>> Start Stored data
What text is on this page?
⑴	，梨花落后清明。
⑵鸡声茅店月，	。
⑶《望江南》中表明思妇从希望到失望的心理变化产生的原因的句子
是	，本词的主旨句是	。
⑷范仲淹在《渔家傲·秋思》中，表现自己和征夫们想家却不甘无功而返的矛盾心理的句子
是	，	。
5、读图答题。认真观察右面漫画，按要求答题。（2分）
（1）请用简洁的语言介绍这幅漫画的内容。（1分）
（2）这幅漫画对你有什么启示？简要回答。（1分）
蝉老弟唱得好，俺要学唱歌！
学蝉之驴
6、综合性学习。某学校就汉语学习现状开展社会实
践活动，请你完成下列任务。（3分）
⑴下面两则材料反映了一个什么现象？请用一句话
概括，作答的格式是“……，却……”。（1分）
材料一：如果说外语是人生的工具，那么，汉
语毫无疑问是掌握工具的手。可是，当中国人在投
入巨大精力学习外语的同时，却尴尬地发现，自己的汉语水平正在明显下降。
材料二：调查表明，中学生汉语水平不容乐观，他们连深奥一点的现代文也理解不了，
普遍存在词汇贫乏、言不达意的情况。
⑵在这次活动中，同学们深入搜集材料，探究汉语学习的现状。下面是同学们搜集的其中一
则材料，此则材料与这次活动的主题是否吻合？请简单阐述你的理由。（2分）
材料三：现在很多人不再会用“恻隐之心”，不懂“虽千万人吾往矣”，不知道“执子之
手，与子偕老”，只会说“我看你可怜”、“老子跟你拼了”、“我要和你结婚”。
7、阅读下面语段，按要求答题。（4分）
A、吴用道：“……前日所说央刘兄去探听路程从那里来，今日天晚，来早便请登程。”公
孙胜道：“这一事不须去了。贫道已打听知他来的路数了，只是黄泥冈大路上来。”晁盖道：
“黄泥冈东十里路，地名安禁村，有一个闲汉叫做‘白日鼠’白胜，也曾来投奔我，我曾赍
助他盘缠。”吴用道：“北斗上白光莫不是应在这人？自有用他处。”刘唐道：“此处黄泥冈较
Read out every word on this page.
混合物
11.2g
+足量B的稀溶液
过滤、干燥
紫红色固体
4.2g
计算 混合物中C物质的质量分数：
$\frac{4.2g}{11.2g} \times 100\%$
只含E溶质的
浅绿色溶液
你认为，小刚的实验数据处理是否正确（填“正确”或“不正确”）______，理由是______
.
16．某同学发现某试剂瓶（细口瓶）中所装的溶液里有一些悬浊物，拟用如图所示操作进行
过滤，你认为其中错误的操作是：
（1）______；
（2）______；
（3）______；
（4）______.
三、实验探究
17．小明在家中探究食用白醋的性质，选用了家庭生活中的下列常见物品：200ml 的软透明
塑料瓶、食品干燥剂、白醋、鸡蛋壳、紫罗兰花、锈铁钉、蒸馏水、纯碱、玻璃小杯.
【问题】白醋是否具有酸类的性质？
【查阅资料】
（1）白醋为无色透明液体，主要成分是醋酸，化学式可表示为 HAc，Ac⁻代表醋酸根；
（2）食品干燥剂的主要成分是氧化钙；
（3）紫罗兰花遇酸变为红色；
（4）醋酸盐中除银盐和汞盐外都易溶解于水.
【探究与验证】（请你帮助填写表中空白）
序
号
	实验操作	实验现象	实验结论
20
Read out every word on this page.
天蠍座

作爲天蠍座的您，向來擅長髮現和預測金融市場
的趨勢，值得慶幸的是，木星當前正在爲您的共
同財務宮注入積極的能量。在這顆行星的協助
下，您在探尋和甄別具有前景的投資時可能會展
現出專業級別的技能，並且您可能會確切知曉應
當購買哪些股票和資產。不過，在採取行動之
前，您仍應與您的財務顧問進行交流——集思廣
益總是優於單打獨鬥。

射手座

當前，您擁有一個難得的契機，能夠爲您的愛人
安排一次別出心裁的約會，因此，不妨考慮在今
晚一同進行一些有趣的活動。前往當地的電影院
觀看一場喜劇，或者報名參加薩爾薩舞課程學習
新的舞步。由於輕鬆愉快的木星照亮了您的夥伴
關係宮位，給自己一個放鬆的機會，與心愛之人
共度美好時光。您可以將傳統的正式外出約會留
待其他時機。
>> End Stored data
_Work to be completed:_
Write out every line exactly as it stands.

_Finished task:_
What text is on this page?
⑴	，梨花落后清明。
⑵鸡声茅店月，	。
⑶《望江南》中表明思妇从希望到失望的心理变化产生的原因的句子
是	，本词的主旨句是	。
⑷范仲淹在《渔家傲·秋思》中，表现自己和征夫们想家却不甘无功而返的矛盾心理的句子
是	，	。
5、读图答题。认真观察右面漫画，按要求答题。（2分）
（1）请用简洁的语言介绍这幅漫画的内容。（1分）
（2）这幅漫画对你有什么启示？简要回答。（1分）
蝉老弟唱得好，俺要学唱歌！
学蝉之驴
6、综合性学习。某学校就汉语学习现状开展社会实
践活动，请你完成下列任务。（3分）
⑴下面两则材料反映了一个什么现象？请用一句话
概括，作答的格式是“……，却……”。（1分）
材料一：如果说外语是人生的工具，那么，汉
语毫无疑问是掌握工具的手。可是，当中国人在投
入巨大精力学习外语的同时，却尴尬地发现，自己的汉语水平正在明显下降。
材料二：调查表明，中学生汉语水平不容乐观，他们连深奥一点的现代文也理解不了，
普遍存在词汇贫乏、言不达意的情况。
⑵在这次活动中，同学们深入搜集材料，探究汉语学习的现状。下面是同学们搜集的其中一
则材料，此则材料与这次活动的主题是否吻合？请简单阐述你的理由。（2分）
材料三：现在很多人不再会用“恻隐之心”，不懂“虽千万人吾往矣”，不知道“执子之
手，与子偕老”，只会说“我看你可怜”、“老子跟你拼了”、“我要和你结婚”。
7、阅读下面语段，按要求答题。（4分）
A、吴用道：“……前日所说央刘兄去探听路程从那里来，今日天晚，来早便请登程。”公
孙胜道：“这一事不须去了。贫道已打听知他来的路数了，只是黄泥冈大路上来。”晁盖道：
“黄泥冈东十里路，地名安禁村，有一个闲汉叫做‘白日鼠’白胜，也曾来投奔我，我曾赍
助他盘缠。”吴用道：“北斗上白光莫不是应在这人？自有用他处。”刘唐道：“此处黄泥冈较
Read out every word on this page.
混合物
11.2g
+足量B的稀溶液
过滤、干燥
紫红色固体
4.2g
计算 混合物中C物质的质量分数：
$\frac{4.2g}{11.2g} \times 100\%$
只含E溶质的
浅绿色溶液
你认为，小刚的实验数据处理是否正确（填“正确”或“不正确”）______，理由是______
.
16．某同学发现某试剂瓶（细口瓶）中所装的溶液里有一些悬浊物，拟用如图所示操作进行
过滤，你认为其中错误的操作是：
（1）______；
（2）______；
（3）______；
（4）______.
三、实验探究
17．小明在家中探究食用白醋的性质，选用了家庭生活中的下列常见物品：200ml 的软透明
塑料瓶、食品干燥剂、白醋、鸡蛋壳、紫罗兰花、锈铁钉、蒸馏水、纯碱、玻璃小杯.
【问题】白醋是否具有酸类的性质？
【查阅资料】
（1）白醋为无色透明液体，主要成分是醋酸，化学式可表示为 HAc，Ac⁻代表醋酸根；
（2）食品干燥剂的主要成分是氧化钙；
（3）紫罗兰花遇酸变为红色；
（4）醋酸盐中除银盐和汞盐外都易溶解于水.
【探究与验证】（请你帮助填写表中空白）
序
号
	实验操作	实验现象	实验结论
20
Read out every word on this page.
天蠍座

作爲天蠍座的您，向來擅長髮現和預測金融市場
的趨勢，值得慶幸的是，木星當前正在爲您的共
同財務宮注入積極的能量。在這顆行星的協助
下，您在探尋和甄別具有前景的投資時可能會展
現出專業級別的技能，並且您可能會確切知曉應
當購買哪些股票和資產。不過，在採取行動之
前，您仍應與您的財務顧問進行交流——集思廣
益總是優於單打獨鬥。

射手座

當前，您擁有一個難得的契機，能夠爲您的愛人
安排一次別出心裁的約會，因此，不妨考慮在今
晚一同進行一些有趣的活動。前往當地的電影院
觀看一場喜劇，或者報名參加薩爾薩舞課程學習
新的舞步。由於輕鬆愉快的木星照亮了您的夥伴
關係宮位，給自己一個放鬆的機會，與心愛之人
共度美好時光。您可以將傳統的正式外出約會留
待其他時機。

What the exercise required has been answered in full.